Labeled region entries:
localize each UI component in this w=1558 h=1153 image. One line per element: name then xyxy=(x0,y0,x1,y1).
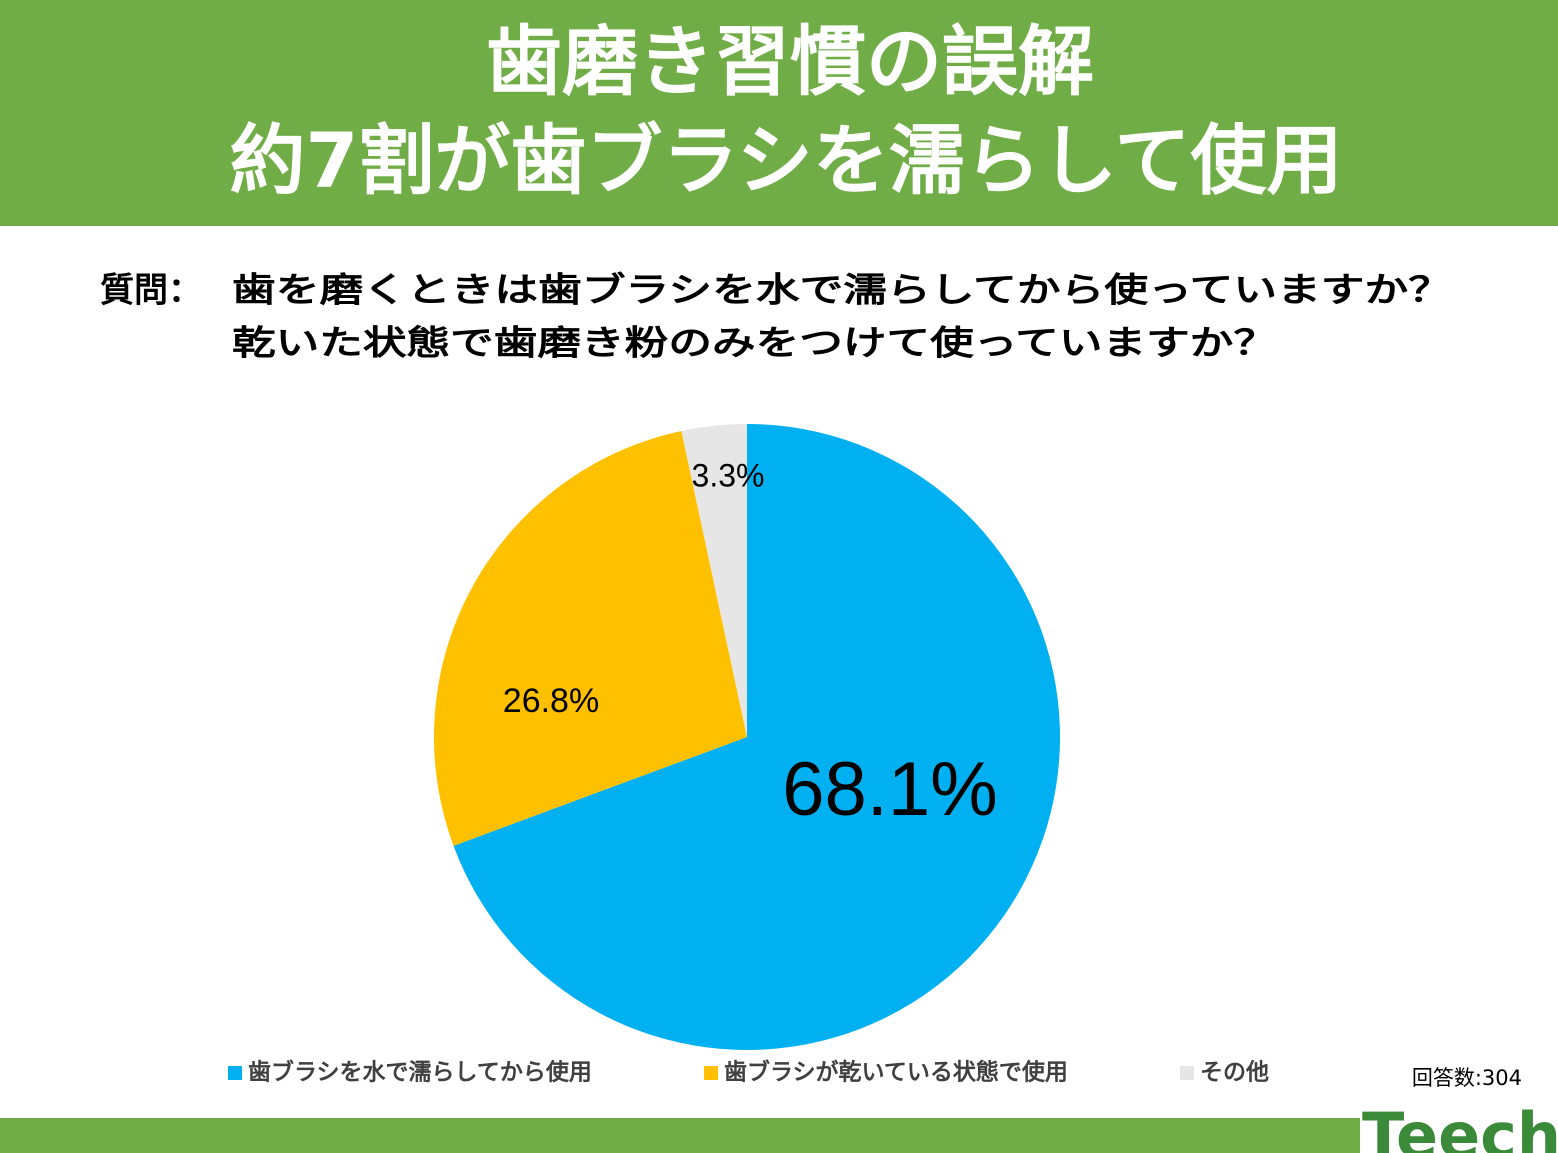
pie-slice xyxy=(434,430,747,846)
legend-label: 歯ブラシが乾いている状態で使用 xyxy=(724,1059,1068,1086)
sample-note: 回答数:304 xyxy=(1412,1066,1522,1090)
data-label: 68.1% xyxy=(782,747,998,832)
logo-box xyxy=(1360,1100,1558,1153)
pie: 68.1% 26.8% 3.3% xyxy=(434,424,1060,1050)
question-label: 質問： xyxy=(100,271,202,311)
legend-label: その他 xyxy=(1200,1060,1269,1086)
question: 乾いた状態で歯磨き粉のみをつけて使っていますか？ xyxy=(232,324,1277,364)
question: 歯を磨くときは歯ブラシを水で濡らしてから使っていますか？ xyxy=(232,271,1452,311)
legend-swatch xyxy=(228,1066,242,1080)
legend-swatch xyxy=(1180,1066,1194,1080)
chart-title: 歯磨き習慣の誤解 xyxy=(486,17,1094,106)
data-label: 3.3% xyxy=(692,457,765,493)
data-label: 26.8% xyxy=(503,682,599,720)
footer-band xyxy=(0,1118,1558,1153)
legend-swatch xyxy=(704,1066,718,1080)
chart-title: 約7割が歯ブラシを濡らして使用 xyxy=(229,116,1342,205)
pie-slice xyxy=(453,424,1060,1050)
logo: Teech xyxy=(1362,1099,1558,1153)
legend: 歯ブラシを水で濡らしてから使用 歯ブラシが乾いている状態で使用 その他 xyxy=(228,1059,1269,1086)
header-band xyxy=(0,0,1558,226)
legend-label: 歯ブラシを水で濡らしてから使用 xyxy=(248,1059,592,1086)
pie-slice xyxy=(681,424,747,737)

--

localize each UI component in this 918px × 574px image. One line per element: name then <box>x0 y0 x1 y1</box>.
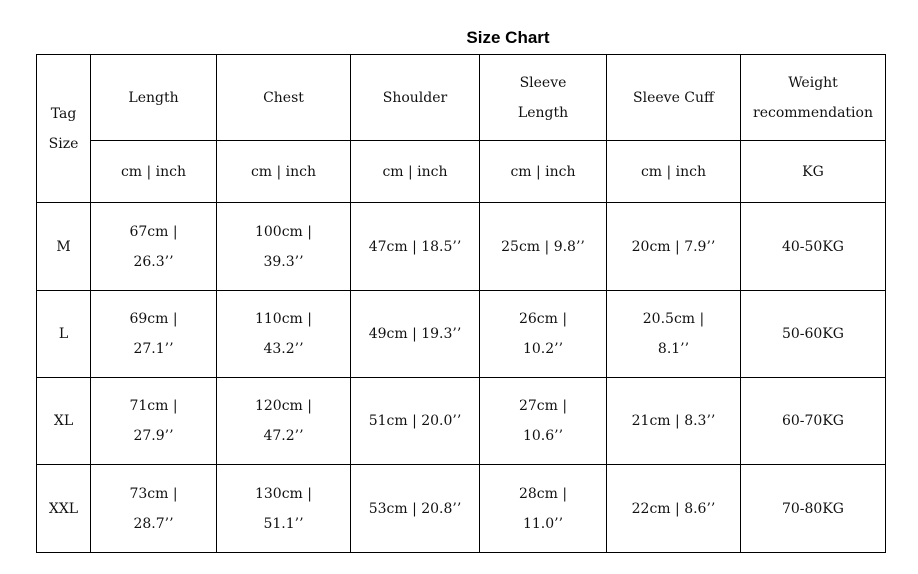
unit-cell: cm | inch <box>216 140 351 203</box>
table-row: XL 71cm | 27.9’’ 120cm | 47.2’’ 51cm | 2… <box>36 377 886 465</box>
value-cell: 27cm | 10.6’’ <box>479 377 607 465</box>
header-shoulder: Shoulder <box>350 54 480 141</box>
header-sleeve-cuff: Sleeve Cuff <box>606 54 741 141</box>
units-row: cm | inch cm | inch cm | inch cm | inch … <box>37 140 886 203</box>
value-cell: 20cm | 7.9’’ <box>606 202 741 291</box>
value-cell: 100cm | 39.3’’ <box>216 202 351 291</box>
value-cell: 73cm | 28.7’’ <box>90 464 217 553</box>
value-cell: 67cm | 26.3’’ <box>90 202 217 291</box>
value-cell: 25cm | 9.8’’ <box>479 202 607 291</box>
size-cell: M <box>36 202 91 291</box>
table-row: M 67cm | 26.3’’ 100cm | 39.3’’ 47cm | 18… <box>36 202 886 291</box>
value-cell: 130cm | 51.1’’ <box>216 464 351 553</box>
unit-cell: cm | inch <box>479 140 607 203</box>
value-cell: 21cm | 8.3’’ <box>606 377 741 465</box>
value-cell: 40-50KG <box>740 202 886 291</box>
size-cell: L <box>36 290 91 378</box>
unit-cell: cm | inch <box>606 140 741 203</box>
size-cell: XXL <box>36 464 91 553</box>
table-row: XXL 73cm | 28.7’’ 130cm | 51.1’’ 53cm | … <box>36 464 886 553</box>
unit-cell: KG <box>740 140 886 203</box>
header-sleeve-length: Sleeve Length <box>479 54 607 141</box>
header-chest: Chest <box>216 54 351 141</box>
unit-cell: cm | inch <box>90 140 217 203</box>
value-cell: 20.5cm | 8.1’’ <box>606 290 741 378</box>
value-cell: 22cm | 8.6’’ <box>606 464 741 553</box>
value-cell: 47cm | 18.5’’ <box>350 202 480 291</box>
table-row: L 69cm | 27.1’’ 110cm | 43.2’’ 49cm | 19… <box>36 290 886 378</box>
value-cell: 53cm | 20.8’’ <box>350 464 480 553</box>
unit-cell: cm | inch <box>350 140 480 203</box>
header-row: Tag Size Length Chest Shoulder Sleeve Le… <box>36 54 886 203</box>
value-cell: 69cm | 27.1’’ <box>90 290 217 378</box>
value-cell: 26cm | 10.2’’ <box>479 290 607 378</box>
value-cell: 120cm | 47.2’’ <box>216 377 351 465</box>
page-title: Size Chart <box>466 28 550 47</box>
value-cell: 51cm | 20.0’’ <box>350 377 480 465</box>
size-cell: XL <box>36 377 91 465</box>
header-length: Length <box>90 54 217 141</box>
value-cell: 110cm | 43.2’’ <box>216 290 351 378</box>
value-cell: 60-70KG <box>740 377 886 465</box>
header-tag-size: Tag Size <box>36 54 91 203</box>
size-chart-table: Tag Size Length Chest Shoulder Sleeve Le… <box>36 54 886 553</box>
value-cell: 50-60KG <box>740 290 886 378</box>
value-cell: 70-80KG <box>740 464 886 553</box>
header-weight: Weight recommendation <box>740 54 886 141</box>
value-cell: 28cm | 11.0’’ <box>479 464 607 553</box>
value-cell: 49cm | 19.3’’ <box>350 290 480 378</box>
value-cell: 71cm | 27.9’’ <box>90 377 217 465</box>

WHAT THE TASK ASKS = Convert everything in the rows above, from the line containing "pie-slice xyxy=(434,430,747,846)" down to the line containing "legend-label: その他 xyxy=(1200,1060,1269,1086)", into a Markdown table with the columns "Number" and "Entry". Leave out any blank lines.

TASK RESPONSE =
| Number | Entry |
|---|---|
| 1 | pie-slice xyxy=(434,430,747,846) |
| 2 | legend-label: 歯ブラシが乾いている状態で使用 xyxy=(724,1059,1068,1086) |
| 3 | sample-note: 回答数:304 xyxy=(1412,1066,1522,1090) |
| 4 | data-label: 68.1% xyxy=(782,747,998,832) |
| 5 | logo-box xyxy=(1360,1100,1558,1153) |
| 6 | pie: 68.1% 26.8% 3.3% xyxy=(434,424,1060,1050) |
| 7 | question-label: 質問： xyxy=(100,271,202,311) |
| 8 | legend-label: その他 xyxy=(1200,1060,1269,1086) |